**DESCRIPTION OF THE TASK:**
Give the number of lines that include the word "title", nothing more.

**DATASET:**
[Begin]

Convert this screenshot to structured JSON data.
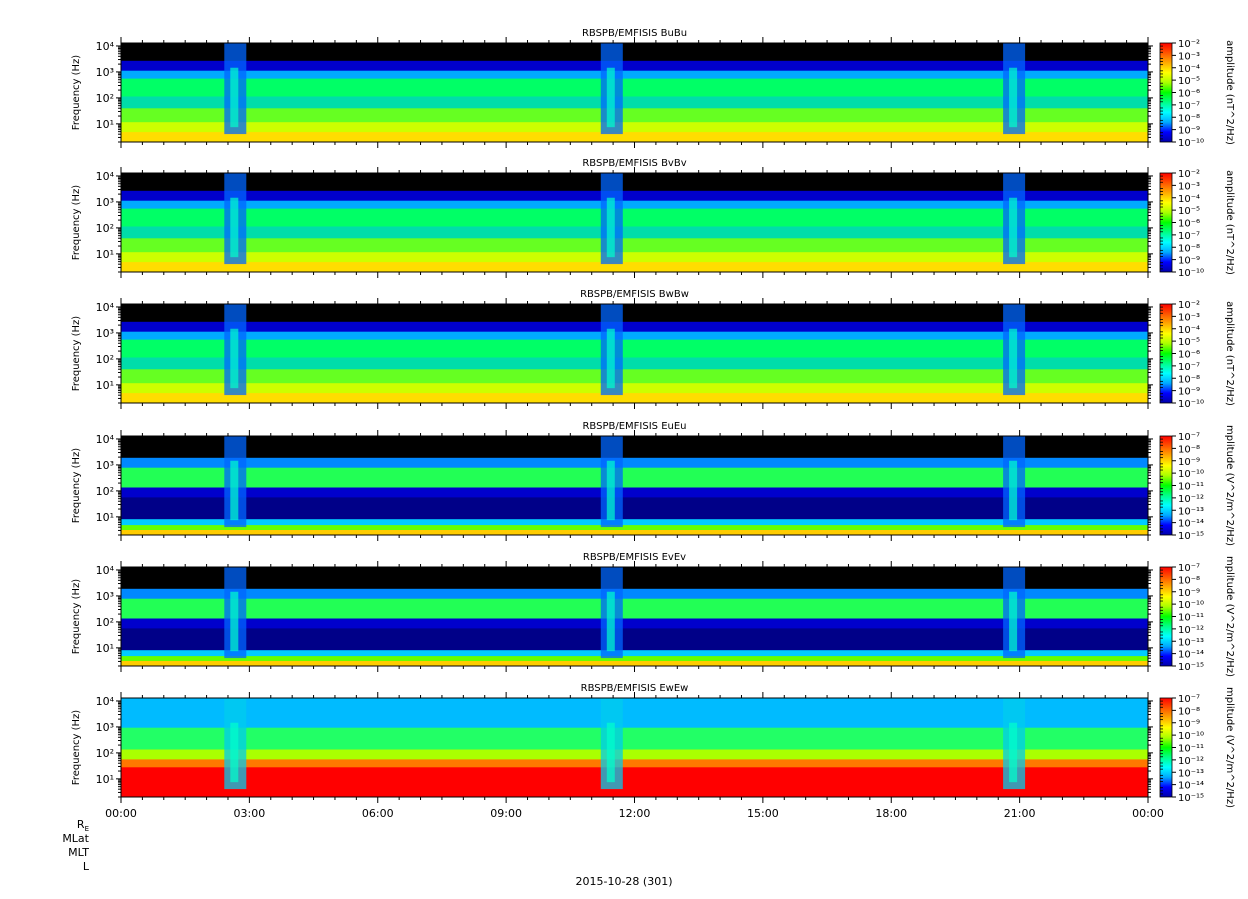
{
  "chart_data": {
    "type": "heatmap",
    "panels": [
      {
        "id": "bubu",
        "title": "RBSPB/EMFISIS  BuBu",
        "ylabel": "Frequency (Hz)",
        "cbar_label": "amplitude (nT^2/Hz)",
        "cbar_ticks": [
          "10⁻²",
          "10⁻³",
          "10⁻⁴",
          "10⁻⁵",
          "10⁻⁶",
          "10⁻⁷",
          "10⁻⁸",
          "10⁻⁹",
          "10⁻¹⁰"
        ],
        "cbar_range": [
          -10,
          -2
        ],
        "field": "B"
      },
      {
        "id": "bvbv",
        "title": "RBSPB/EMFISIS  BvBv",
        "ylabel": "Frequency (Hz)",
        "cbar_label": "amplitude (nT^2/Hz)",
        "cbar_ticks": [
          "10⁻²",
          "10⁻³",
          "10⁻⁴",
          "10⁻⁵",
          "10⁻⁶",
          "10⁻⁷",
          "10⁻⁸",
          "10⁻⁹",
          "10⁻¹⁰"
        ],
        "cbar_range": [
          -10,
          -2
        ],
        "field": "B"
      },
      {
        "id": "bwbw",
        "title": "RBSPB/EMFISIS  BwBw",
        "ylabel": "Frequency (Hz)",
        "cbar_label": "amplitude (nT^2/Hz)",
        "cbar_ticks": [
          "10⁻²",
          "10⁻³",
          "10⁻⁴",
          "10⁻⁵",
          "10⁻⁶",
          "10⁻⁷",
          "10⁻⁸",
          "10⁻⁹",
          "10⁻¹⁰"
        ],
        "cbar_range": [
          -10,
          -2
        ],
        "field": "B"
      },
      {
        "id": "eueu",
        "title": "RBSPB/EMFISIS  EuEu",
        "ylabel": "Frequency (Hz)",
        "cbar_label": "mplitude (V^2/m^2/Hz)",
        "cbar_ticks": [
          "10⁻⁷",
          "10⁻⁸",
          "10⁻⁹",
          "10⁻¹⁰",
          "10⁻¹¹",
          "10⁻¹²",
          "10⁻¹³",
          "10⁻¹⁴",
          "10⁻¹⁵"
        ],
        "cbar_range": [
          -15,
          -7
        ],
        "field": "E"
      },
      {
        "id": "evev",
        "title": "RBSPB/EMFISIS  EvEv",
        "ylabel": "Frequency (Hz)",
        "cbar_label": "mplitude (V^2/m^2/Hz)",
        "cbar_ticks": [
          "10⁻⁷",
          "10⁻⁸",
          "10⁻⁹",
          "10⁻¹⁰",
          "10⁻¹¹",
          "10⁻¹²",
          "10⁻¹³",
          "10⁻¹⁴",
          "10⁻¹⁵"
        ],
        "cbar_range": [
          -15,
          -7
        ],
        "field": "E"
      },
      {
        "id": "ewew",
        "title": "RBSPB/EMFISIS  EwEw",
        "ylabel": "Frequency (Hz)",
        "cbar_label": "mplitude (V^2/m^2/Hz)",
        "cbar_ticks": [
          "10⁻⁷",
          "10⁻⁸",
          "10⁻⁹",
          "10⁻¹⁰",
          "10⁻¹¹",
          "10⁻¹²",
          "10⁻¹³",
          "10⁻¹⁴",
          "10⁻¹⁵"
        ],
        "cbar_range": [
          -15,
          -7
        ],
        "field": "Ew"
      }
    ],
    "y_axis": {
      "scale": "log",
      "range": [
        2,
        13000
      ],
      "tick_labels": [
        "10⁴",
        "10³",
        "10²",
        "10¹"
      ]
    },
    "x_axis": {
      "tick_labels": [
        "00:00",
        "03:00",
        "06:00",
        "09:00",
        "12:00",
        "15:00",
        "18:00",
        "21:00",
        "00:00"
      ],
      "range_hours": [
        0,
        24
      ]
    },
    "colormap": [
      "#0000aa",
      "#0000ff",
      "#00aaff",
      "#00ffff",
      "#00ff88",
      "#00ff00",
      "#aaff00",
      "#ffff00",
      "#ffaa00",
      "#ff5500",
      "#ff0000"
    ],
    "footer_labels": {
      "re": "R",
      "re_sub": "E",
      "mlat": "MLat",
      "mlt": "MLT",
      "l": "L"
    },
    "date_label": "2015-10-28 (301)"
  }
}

[End]
[Begin]

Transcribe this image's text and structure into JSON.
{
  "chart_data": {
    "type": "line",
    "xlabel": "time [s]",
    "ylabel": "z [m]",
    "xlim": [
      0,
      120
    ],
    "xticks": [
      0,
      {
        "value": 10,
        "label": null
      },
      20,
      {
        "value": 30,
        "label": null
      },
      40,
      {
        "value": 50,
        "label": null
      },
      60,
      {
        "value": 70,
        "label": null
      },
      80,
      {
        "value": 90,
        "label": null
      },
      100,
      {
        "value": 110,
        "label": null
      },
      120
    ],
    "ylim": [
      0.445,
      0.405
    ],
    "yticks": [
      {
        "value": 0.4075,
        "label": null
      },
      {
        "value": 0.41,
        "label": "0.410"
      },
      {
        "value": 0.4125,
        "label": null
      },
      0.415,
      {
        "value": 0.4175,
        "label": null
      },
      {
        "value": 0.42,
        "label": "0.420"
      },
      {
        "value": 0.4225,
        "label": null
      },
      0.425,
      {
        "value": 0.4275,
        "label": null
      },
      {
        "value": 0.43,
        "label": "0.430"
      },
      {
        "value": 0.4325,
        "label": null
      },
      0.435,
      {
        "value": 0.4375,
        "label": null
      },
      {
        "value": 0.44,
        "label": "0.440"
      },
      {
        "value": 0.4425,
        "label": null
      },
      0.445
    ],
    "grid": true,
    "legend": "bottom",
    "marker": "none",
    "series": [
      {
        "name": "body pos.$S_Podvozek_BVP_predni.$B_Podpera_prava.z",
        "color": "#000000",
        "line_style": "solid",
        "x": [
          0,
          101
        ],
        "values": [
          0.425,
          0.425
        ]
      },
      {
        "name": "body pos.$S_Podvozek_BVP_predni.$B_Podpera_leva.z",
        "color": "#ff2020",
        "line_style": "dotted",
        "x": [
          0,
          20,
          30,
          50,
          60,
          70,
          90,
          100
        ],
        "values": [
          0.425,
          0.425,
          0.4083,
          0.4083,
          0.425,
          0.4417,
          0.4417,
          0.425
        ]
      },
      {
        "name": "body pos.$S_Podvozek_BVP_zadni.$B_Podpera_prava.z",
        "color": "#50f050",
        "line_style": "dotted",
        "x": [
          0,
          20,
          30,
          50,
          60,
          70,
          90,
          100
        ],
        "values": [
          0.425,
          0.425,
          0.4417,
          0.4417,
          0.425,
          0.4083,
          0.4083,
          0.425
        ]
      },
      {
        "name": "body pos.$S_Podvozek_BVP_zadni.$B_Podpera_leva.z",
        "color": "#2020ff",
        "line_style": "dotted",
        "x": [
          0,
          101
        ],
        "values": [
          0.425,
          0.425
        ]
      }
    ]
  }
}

[End]

**SOLUTION BELOW:**
6